What to produce: Every line of the material is to be repeated exactly as it stands.

>>

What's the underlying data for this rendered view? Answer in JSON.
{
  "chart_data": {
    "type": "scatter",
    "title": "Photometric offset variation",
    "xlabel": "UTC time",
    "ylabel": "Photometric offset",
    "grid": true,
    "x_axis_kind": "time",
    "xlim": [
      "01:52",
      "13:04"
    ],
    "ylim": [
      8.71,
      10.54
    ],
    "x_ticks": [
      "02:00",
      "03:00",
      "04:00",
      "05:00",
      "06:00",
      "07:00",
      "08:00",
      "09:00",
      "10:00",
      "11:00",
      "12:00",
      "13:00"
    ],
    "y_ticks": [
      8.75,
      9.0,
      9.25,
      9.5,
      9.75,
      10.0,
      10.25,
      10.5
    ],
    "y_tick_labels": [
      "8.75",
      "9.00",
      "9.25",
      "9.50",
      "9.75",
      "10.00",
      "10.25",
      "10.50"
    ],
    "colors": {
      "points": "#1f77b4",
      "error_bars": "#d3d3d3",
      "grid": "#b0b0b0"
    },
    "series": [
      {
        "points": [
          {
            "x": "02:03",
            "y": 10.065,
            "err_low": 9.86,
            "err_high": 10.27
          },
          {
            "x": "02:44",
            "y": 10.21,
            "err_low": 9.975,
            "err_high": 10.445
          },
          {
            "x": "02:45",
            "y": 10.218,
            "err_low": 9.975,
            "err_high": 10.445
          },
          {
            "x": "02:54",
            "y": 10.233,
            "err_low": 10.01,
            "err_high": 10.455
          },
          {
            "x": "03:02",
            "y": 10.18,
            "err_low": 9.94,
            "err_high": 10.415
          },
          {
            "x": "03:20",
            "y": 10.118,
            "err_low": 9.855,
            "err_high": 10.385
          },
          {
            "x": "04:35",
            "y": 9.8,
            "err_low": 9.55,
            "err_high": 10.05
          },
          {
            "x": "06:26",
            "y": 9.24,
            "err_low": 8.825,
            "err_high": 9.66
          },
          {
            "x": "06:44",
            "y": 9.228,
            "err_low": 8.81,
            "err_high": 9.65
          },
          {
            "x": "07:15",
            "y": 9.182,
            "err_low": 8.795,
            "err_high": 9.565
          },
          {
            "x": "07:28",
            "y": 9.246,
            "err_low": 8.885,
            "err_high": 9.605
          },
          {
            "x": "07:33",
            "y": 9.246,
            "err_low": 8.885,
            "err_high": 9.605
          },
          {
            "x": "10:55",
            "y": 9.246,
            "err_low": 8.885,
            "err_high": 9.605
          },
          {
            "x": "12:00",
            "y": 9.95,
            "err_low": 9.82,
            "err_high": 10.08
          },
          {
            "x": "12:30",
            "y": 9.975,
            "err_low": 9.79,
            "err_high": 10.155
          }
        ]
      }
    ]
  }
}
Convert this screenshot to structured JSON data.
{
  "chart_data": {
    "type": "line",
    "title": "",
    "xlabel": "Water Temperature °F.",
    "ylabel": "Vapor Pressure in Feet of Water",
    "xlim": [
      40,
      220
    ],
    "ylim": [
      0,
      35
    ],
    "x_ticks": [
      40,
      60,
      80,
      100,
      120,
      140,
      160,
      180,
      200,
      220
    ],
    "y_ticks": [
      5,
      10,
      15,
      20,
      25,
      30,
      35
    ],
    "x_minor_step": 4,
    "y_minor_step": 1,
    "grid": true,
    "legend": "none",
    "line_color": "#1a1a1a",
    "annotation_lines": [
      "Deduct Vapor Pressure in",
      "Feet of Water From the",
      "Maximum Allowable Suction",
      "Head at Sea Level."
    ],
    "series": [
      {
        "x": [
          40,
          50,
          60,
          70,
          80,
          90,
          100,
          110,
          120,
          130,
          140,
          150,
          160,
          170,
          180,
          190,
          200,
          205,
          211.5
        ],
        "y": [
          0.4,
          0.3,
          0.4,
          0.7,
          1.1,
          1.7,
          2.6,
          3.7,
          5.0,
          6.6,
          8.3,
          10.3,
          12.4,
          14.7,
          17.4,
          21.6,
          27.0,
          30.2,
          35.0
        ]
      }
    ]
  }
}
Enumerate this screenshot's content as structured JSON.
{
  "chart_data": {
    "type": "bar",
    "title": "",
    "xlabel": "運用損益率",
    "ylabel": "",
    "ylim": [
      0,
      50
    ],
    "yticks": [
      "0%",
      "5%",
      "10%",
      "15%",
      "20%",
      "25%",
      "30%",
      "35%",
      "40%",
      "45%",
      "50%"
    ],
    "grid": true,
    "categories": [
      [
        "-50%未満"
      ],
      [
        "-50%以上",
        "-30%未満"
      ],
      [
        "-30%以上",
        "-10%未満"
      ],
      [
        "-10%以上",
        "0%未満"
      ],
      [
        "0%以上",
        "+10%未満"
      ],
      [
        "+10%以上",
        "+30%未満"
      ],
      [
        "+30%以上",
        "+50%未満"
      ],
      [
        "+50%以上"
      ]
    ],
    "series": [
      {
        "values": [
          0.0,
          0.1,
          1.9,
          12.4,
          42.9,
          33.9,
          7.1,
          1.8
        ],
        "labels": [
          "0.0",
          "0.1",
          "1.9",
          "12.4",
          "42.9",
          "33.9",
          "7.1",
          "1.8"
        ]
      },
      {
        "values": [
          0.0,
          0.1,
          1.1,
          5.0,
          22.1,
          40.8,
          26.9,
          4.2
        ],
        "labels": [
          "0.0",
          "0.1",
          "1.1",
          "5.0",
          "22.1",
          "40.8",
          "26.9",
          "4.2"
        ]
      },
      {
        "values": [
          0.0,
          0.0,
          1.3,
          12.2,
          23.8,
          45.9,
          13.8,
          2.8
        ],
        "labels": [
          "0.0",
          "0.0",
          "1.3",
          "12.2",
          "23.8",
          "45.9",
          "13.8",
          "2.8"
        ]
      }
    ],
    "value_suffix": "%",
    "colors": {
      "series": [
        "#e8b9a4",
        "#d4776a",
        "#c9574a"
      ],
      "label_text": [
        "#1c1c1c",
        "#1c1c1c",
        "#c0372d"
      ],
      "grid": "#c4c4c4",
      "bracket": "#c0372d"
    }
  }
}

<<

Solution:
What's the underlying data for this rendered view? Answer in JSON.
{
  "chart_data": {
    "type": "scatter",
    "title": "Photometric offset variation",
    "xlabel": "UTC time",
    "ylabel": "Photometric offset",
    "grid": true,
    "x_axis_kind": "time",
    "xlim": [
      "01:52",
      "13:04"
    ],
    "ylim": [
      8.71,
      10.54
    ],
    "x_ticks": [
      "02:00",
      "03:00",
      "04:00",
      "05:00",
      "06:00",
      "07:00",
      "08:00",
      "09:00",
      "10:00",
      "11:00",
      "12:00",
      "13:00"
    ],
    "y_ticks": [
      8.75,
      9.0,
      9.25,
      9.5,
      9.75,
      10.0,
      10.25,
      10.5
    ],
    "y_tick_labels": [
      "8.75",
      "9.00",
      "9.25",
      "9.50",
      "9.75",
      "10.00",
      "10.25",
      "10.50"
    ],
    "colors": {
      "points": "#1f77b4",
      "error_bars": "#d3d3d3",
      "grid": "#b0b0b0"
    },
    "series": [
      {
        "points": [
          {
            "x": "02:03",
            "y": 10.065,
            "err_low": 9.86,
            "err_high": 10.27
          },
          {
            "x": "02:44",
            "y": 10.21,
            "err_low": 9.975,
            "err_high": 10.445
          },
          {
            "x": "02:45",
            "y": 10.218,
            "err_low": 9.975,
            "err_high": 10.445
          },
          {
            "x": "02:54",
            "y": 10.233,
            "err_low": 10.01,
            "err_high": 10.455
          },
          {
            "x": "03:02",
            "y": 10.18,
            "err_low": 9.94,
            "err_high": 10.415
          },
          {
            "x": "03:20",
            "y": 10.118,
            "err_low": 9.855,
            "err_high": 10.385
          },
          {
            "x": "04:35",
            "y": 9.8,
            "err_low": 9.55,
            "err_high": 10.05
          },
          {
            "x": "06:26",
            "y": 9.24,
            "err_low": 8.825,
            "err_high": 9.66
          },
          {
            "x": "06:44",
            "y": 9.228,
            "err_low": 8.81,
            "err_high": 9.65
          },
          {
            "x": "07:15",
            "y": 9.182,
            "err_low": 8.795,
            "err_high": 9.565
          },
          {
            "x": "07:28",
            "y": 9.246,
            "err_low": 8.885,
            "err_high": 9.605
          },
          {
            "x": "07:33",
            "y": 9.246,
            "err_low": 8.885,
            "err_high": 9.605
          },
          {
            "x": "10:55",
            "y": 9.246,
            "err_low": 8.885,
            "err_high": 9.605
          },
          {
            "x": "12:00",
            "y": 9.95,
            "err_low": 9.82,
            "err_high": 10.08
          },
          {
            "x": "12:30",
            "y": 9.975,
            "err_low": 9.79,
            "err_high": 10.155
          }
        ]
      }
    ]
  }
}
Convert this screenshot to structured JSON data.
{
  "chart_data": {
    "type": "line",
    "title": "",
    "xlabel": "Water Temperature °F.",
    "ylabel": "Vapor Pressure in Feet of Water",
    "xlim": [
      40,
      220
    ],
    "ylim": [
      0,
      35
    ],
    "x_ticks": [
      40,
      60,
      80,
      100,
      120,
      140,
      160,
      180,
      200,
      220
    ],
    "y_ticks": [
      5,
      10,
      15,
      20,
      25,
      30,
      35
    ],
    "x_minor_step": 4,
    "y_minor_step": 1,
    "grid": true,
    "legend": "none",
    "line_color": "#1a1a1a",
    "annotation_lines": [
      "Deduct Vapor Pressure in",
      "Feet of Water From the",
      "Maximum Allowable Suction",
      "Head at Sea Level."
    ],
    "series": [
      {
        "x": [
          40,
          50,
          60,
          70,
          80,
          90,
          100,
          110,
          120,
          130,
          140,
          150,
          160,
          170,
          180,
          190,
          200,
          205,
          211.5
        ],
        "y": [
          0.4,
          0.3,
          0.4,
          0.7,
          1.1,
          1.7,
          2.6,
          3.7,
          5.0,
          6.6,
          8.3,
          10.3,
          12.4,
          14.7,
          17.4,
          21.6,
          27.0,
          30.2,
          35.0
        ]
      }
    ]
  }
}
Enumerate this screenshot's content as structured JSON.
{
  "chart_data": {
    "type": "bar",
    "title": "",
    "xlabel": "運用損益率",
    "ylabel": "",
    "ylim": [
      0,
      50
    ],
    "yticks": [
      "0%",
      "5%",
      "10%",
      "15%",
      "20%",
      "25%",
      "30%",
      "35%",
      "40%",
      "45%",
      "50%"
    ],
    "grid": true,
    "categories": [
      [
        "-50%未満"
      ],
      [
        "-50%以上",
        "-30%未満"
      ],
      [
        "-30%以上",
        "-10%未満"
      ],
      [
        "-10%以上",
        "0%未満"
      ],
      [
        "0%以上",
        "+10%未満"
      ],
      [
        "+10%以上",
        "+30%未満"
      ],
      [
        "+30%以上",
        "+50%未満"
      ],
      [
        "+50%以上"
      ]
    ],
    "series": [
      {
        "values": [
          0.0,
          0.1,
          1.9,
          12.4,
          42.9,
          33.9,
          7.1,
          1.8
        ],
        "labels": [
          "0.0",
          "0.1",
          "1.9",
          "12.4",
          "42.9",
          "33.9",
          "7.1",
          "1.8"
        ]
      },
      {
        "values": [
          0.0,
          0.1,
          1.1,
          5.0,
          22.1,
          40.8,
          26.9,
          4.2
        ],
        "labels": [
          "0.0",
          "0.1",
          "1.1",
          "5.0",
          "22.1",
          "40.8",
          "26.9",
          "4.2"
        ]
      },
      {
        "values": [
          0.0,
          0.0,
          1.3,
          12.2,
          23.8,
          45.9,
          13.8,
          2.8
        ],
        "labels": [
          "0.0",
          "0.0",
          "1.3",
          "12.2",
          "23.8",
          "45.9",
          "13.8",
          "2.8"
        ]
      }
    ],
    "value_suffix": "%",
    "colors": {
      "series": [
        "#e8b9a4",
        "#d4776a",
        "#c9574a"
      ],
      "label_text": [
        "#1c1c1c",
        "#1c1c1c",
        "#c0372d"
      ],
      "grid": "#c4c4c4",
      "bracket": "#c0372d"
    }
  }
}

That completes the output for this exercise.